§ WORK TO DO:
Return every line of the listing below that contains the string "What".

[Element box listing]
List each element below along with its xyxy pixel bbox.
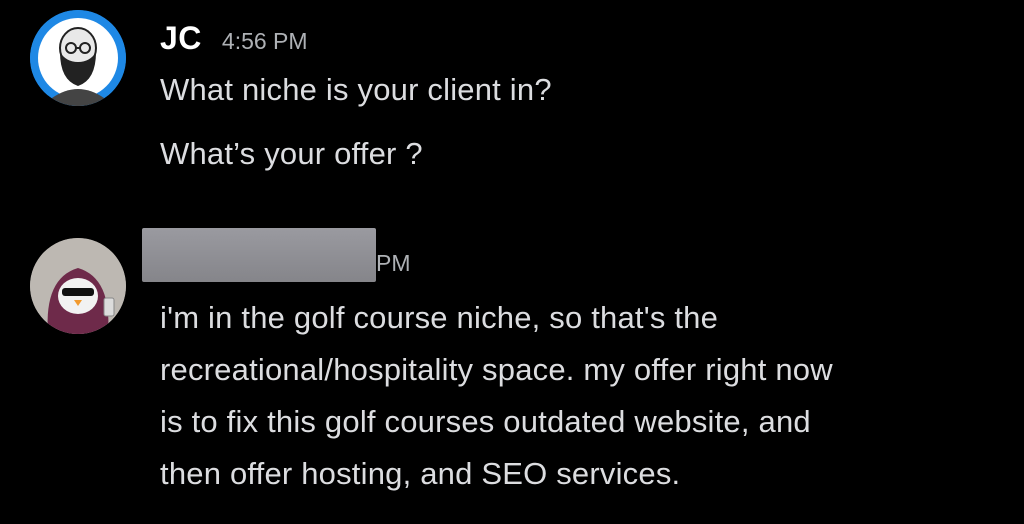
avatar-jc[interactable] — [30, 10, 126, 106]
timestamp: 4:56 PM — [221, 28, 308, 54]
message-redacted-user: PM i'm in the golf course niche, so that… — [0, 220, 1024, 524]
timestamp: PM — [376, 250, 411, 276]
redacted-username-block — [142, 228, 376, 282]
message-text: What niche is your client in? — [160, 72, 552, 107]
message-text: is to fix this golf courses outdated web… — [160, 404, 811, 439]
message-text: then offer hosting, and SEO services. — [160, 456, 681, 491]
message-text: i'm in the golf course niche, so that's … — [160, 300, 719, 335]
message-text: What’s your offer ? — [160, 136, 423, 171]
penguin-hood-avatar-icon — [30, 238, 126, 334]
message-header: JC 4:56 PM — [160, 20, 308, 57]
message-jc: JC 4:56 PM What niche is your client in?… — [0, 0, 1024, 210]
avatar-redacted-user[interactable] — [30, 238, 126, 334]
message-text: recreational/hospitality space. my offer… — [160, 352, 833, 387]
bearded-man-avatar-icon — [30, 10, 126, 106]
username[interactable]: JC — [160, 20, 202, 57]
message-body: i'm in the golf course niche, so that's … — [160, 292, 833, 500]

§ TASK SOLUTION:
message-text: What niche is your client in? — [160, 72, 552, 107]
message-text: What’s your offer ? — [160, 136, 423, 171]
message-jc: JC 4:56 PM What niche is your client in?… — [0, 0, 1024, 210]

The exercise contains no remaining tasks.